-- TEXT EXCERPT follows --

   The Iguasçu’s presence lift similarly added a subjectively pleasing sense of air and space to Diana Krall’s ‘My Love Is’ from Love Scenes [Impulse IMP12342]. Sure, the plucked double-bass didn’t possess the kind of stop/start precision expected of a high-end monitor, nevertheless the timing appeared bouncy and the pitch of the notes easy to follow, with satisfying bass weight and plenty of chesty resonance to the acoustic instrument. The predominant percussive clicks in ‘My Love Is’ were sharply etched and Diana Krall’s voice was especially vivid as it hovered in the open-sounding acoustic image, if a touch nasal in absolute terms.
   The dynamic swings of Dire Straits’ ‘Private Investigations’ from Love Over Gold [Mercury 8000882] proved a little testing for the Iguasçu when the system was pushed hard (that is, to unsociable levels). The majestically grand and powerful piano chords – and the thrashing Stratocaster – gained a brittle edge before backing off the loud pedal by a few decibels. Don’t go too crazy with the volume and the speaker can still raise eyebrows, sounding every bit as enthralling as you could reasonably expect from a modest floorstander at this price.
   While it became obvious, the longer I lived with it, that the Iguasçu Evo can’t be all things to all listeners, it proved capable of producing an enjoyable sound with most rock and classical recordings, where its satisfyingly rich bass, good dynamics, and sparkling high-frequency balance helped communicate the music’s vitality. The Iguasçu won’t drive a room in the manner of an ATC SCM50 or the old Yamaha NS1000M, for example, yet it will go plenty enough loud without distress for most listeners – unless you live exclusively on a high protein diet of AC/DC, Motorhead and Linkin Park! Push it too hard and the bass does lose precision. That exposed upper midrange and treble hardens appreciably too, making the sound shrill and fatiguing at high SPLs.
   One evening I sat through the entire 72 minutes of Roger Waters’ 1999 album Amused To Death [Sony 4687612], something I haven’t done for several years, the haunting ‘The Ballad Of Bill Hubbard’ sucking me in with its deliciously restrained guitar and atmospheric effects. The Iguasçu sounded open and explicit as it highlighted the recording’s densely packed production details, allowing for clear observation of chirping crickets, dogs barking way off stage in the far distance and the surreal whispering of voices as the sharp ‘twang’ of the guitar cut through the mix.

-- TEXT EXCERPT concluded --

EXERCISES:
1) In the Iguasçu review, how many minutes long is the Roger Waters album that was played one evening?
2) Retype the stretch of the Iguasçu review from "The dynamic swings" through "at this price.".
Draw solely on the Iguasçu review when responding.

-- INFORMATION SHOWN follows --

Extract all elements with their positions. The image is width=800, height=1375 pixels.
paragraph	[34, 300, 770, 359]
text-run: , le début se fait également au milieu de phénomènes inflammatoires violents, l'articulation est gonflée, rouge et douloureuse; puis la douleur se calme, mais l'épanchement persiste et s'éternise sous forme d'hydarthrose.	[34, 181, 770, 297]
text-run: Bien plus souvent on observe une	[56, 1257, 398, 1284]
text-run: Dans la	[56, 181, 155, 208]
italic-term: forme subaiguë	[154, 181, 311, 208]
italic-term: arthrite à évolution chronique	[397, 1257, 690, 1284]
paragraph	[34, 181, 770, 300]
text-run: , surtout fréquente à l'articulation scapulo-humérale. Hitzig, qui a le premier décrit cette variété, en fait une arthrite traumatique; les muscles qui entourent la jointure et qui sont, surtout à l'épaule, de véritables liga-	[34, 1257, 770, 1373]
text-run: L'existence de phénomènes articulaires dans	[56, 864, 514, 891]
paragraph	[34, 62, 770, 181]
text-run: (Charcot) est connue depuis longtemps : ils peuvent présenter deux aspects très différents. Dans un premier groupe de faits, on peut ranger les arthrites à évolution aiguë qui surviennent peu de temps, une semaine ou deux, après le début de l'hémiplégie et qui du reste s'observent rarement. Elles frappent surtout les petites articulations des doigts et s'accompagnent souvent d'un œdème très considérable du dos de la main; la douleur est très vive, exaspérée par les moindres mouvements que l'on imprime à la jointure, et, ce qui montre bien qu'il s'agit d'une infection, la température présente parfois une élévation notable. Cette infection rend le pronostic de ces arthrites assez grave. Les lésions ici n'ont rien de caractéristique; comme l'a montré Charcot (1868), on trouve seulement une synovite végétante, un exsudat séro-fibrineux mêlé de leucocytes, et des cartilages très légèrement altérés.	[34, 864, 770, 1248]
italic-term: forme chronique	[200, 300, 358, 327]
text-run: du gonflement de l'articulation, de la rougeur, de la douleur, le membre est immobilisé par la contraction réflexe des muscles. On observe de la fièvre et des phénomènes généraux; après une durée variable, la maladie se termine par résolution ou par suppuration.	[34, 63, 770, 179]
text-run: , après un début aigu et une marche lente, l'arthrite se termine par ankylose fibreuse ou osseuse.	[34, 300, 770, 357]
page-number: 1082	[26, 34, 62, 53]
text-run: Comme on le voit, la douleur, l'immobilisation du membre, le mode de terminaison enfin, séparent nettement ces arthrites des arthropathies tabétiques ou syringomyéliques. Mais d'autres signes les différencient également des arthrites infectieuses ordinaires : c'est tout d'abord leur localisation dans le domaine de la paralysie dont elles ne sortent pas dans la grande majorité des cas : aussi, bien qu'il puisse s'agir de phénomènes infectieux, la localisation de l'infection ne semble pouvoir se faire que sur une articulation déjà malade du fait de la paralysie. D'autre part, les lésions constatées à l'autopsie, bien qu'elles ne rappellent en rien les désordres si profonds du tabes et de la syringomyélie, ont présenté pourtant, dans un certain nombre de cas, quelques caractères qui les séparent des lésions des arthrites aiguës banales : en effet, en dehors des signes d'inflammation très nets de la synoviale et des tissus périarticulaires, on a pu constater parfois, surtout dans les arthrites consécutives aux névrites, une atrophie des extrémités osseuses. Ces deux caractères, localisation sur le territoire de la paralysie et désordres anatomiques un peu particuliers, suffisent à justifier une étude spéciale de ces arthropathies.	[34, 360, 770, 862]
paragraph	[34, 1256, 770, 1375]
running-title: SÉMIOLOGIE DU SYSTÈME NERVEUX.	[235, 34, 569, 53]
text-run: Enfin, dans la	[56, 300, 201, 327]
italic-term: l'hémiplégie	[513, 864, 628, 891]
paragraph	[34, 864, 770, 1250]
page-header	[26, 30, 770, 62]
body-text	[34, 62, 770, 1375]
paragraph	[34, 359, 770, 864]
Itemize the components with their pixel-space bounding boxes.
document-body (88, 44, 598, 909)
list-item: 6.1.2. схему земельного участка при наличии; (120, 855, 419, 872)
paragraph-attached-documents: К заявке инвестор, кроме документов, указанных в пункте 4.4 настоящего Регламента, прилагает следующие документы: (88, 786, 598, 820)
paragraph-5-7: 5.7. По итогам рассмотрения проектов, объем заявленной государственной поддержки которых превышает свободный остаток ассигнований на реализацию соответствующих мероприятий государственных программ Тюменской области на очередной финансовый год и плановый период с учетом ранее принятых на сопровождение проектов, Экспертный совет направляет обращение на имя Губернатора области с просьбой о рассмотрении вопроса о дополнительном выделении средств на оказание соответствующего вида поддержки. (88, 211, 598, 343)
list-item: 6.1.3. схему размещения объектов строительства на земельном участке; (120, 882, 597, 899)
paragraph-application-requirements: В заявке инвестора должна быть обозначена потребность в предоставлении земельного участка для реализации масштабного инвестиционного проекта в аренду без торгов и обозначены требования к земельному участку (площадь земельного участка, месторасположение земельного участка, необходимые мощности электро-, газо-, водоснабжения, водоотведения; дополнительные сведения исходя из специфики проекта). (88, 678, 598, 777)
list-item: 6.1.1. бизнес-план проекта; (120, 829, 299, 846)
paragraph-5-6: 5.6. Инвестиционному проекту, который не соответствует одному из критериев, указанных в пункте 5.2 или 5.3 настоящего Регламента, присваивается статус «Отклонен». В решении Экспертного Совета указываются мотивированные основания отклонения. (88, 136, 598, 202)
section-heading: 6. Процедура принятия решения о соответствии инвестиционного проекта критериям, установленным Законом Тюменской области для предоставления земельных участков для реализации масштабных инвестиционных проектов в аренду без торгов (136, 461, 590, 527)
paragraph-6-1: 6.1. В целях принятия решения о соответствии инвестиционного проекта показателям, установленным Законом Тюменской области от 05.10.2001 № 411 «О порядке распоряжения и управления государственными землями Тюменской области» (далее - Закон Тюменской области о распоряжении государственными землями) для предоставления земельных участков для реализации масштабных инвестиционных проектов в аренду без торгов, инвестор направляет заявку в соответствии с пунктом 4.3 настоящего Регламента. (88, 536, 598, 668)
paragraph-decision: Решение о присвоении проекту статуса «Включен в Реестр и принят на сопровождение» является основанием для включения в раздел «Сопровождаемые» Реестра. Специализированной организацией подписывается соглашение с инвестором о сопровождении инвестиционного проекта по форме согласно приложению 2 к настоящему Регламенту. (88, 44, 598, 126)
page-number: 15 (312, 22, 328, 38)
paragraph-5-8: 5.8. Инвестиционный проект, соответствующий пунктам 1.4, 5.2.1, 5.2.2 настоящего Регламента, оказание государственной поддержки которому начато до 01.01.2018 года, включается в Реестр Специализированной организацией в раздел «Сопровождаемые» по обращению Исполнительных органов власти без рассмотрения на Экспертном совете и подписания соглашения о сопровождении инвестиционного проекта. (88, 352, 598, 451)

-- INFORMATION SHOWN concluded --

SOLUTIONS IN ORDER:
1) 72 minutes

2)
The dynamic swings of Dire Straits’ ‘Private Investigations’ from Love Over Gold [Mercury 8000882] proved a little testing for the Iguasçu when the system was pushed hard (that is, to unsociable levels). The majestically grand and powerful piano chords – and the thrashing Stratocaster – gained a brittle edge before backing off the loud pedal by a few decibels. Don’t go too crazy with the volume and the speaker can still raise eyebrows, sounding every bit as enthralling as you could reasonably expect from a modest floorstander at this price.